## Start Data lines
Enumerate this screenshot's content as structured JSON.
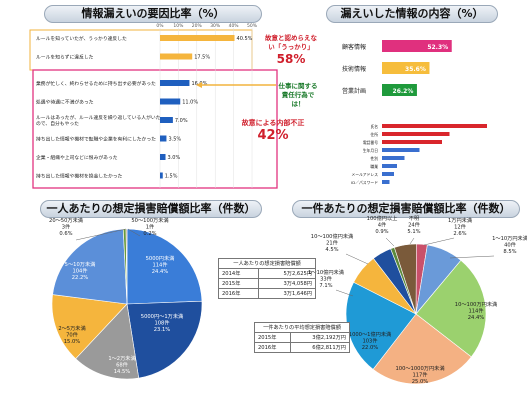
{
  "banners": {
    "top_left": "情報漏えいの要因比率（%）",
    "top_right": "漏えいした情報の内容（%）",
    "bottom_left": "一人あたりの想定損害賠償額比率（件数）",
    "bottom_right": "一件あたりの想定損害賠償額比率（件数）"
  },
  "callouts": {
    "mistake": "故意と認めらえない「うっかり」",
    "mistake_pct": "58%",
    "work": "仕事に関する責任行為では！",
    "internal": "故意による内部不正",
    "internal_pct": "42%"
  },
  "tables": {
    "per_person": {
      "header": "一人あたりの想定損害賠償額",
      "rows": [
        {
          "year": "2014年",
          "value": "5万2,625円"
        },
        {
          "year": "2015年",
          "value": "3万4,058円"
        },
        {
          "year": "2016年",
          "value": "3万1,646円"
        }
      ]
    },
    "per_case": {
      "header": "一件あたりの平均想定損害賠償額",
      "rows": [
        {
          "year": "2015年",
          "value": "3億2,192万円"
        },
        {
          "year": "2016年",
          "value": "6億2,811万円"
        }
      ]
    }
  },
  "chart_data": [
    {
      "type": "bar",
      "orientation": "horizontal",
      "title": "情報漏えいの要因比率（%）",
      "categories": [
        "ルールを知っていたが、うっかり違反した",
        "ルールを知らずに違反した",
        "業務が忙しく、終わらせるために持ち出す必要があった",
        "処遇や待遇に不満があった",
        "ルールはあったが、ルール違反を繰り返している人がいたので、自分もやった",
        "持ち出した情報や機材で転職や企業を有利にしたかった",
        "企業・組織や上司などに恨みがあった",
        "持ち出した情報や機材を換金したかった"
      ],
      "values": [
        40.5,
        17.5,
        16.0,
        11.0,
        7.0,
        3.5,
        3.0,
        1.5
      ],
      "value_labels": [
        "40.5%",
        "17.5%",
        "16.0%",
        "11.0%",
        "7.0%",
        "3.5%",
        "3.0%",
        "1.5%"
      ],
      "xticks": [
        "0%",
        "10%",
        "20%",
        "30%",
        "40%",
        "50%"
      ],
      "xlim": [
        0,
        50
      ],
      "colors": [
        "#f5b53d",
        "#f5b53d",
        "#1f5fbf",
        "#1f5fbf",
        "#1f5fbf",
        "#1f5fbf",
        "#1f5fbf",
        "#1f5fbf"
      ]
    },
    {
      "type": "bar",
      "orientation": "horizontal",
      "title": "漏えいした情報の内容（%）",
      "categories": [
        "顧客情報",
        "技術情報",
        "営業計画"
      ],
      "values": [
        52.3,
        35.6,
        26.2
      ],
      "value_labels": [
        "52.3%",
        "35.6%",
        "26.2%"
      ],
      "colors": [
        "#e0307e",
        "#f6bd3c",
        "#1f9a3c"
      ]
    },
    {
      "type": "bar",
      "orientation": "horizontal",
      "categories": [
        "氏名",
        "住所",
        "電話番号",
        "生年月日",
        "性別",
        "職業",
        "メールアドレス",
        "ID／パスワード"
      ],
      "values": [
        70,
        45,
        40,
        25,
        15,
        10,
        8,
        5
      ],
      "color": "#d9262c",
      "highlight": {
        "categories": [
          "生年月日",
          "性別",
          "職業",
          "メールアドレス",
          "ID／パスワード"
        ],
        "color": "#3a6fcf"
      }
    },
    {
      "type": "pie",
      "title": "一人あたりの想定損害賠償額比率（件数）",
      "slices": [
        {
          "label": "5000円未満",
          "count": "114件",
          "pct": "24.4%",
          "value": 24.4,
          "color": "#3a7dd8"
        },
        {
          "label": "5000円〜1万未満",
          "count": "108件",
          "pct": "23.1%",
          "value": 23.1,
          "color": "#1f4f9e"
        },
        {
          "label": "1〜2万未満",
          "count": "68件",
          "pct": "14.5%",
          "value": 14.5,
          "color": "#9a9a9a"
        },
        {
          "label": "2〜5万未満",
          "count": "70件",
          "pct": "15.0%",
          "value": 15.0,
          "color": "#f5b53d"
        },
        {
          "label": "5〜10万未満",
          "count": "104件",
          "pct": "22.2%",
          "value": 22.2,
          "color": "#5b8fd9"
        },
        {
          "label": "20〜50万未満",
          "count": "3件",
          "pct": "0.6%",
          "value": 0.6,
          "color": "#6a9a3c"
        },
        {
          "label": "50〜100万未満",
          "count": "1件",
          "pct": "0.2%",
          "value": 0.2,
          "color": "#7a4f2a"
        }
      ]
    },
    {
      "type": "pie",
      "title": "一件あたりの想定損害賠償額比率（件数）",
      "slices": [
        {
          "label": "1万円未満",
          "count": "12件",
          "pct": "2.6%",
          "value": 2.6,
          "color": "#c9506a"
        },
        {
          "label": "1〜10万円未満",
          "count": "40件",
          "pct": "8.5%",
          "value": 8.5,
          "color": "#6a9ad9"
        },
        {
          "label": "10〜100万円未満",
          "count": "114件",
          "pct": "24.4%",
          "value": 24.4,
          "color": "#9bd16e"
        },
        {
          "label": "100〜1000万円未満",
          "count": "117件",
          "pct": "25.0%",
          "value": 25.0,
          "color": "#f4b183"
        },
        {
          "label": "1000〜1億円未満",
          "count": "103件",
          "pct": "22.0%",
          "value": 22.0,
          "color": "#1f9ad6"
        },
        {
          "label": "1〜10億円未満",
          "count": "33件",
          "pct": "7.1%",
          "value": 7.1,
          "color": "#f5b53d"
        },
        {
          "label": "10〜100億円未満",
          "count": "21件",
          "pct": "4.5%",
          "value": 4.5,
          "color": "#1f4f9e"
        },
        {
          "label": "100億円以上",
          "count": "4件",
          "pct": "0.9%",
          "value": 0.9,
          "color": "#5b8a3c"
        },
        {
          "label": "不明",
          "count": "24件",
          "pct": "5.1%",
          "value": 5.1,
          "color": "#7a5a3a"
        }
      ]
    }
  ]
}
## End Data lines
■ Problem description: Copy every line of the records above that holds the word "一人あたりの想定損害賠償額比率".

■ Correct output:
    "bottom_left": "一人あたりの想定損害賠償額比率（件数）",
      "title": "一人あたりの想定損害賠償額比率（件数）",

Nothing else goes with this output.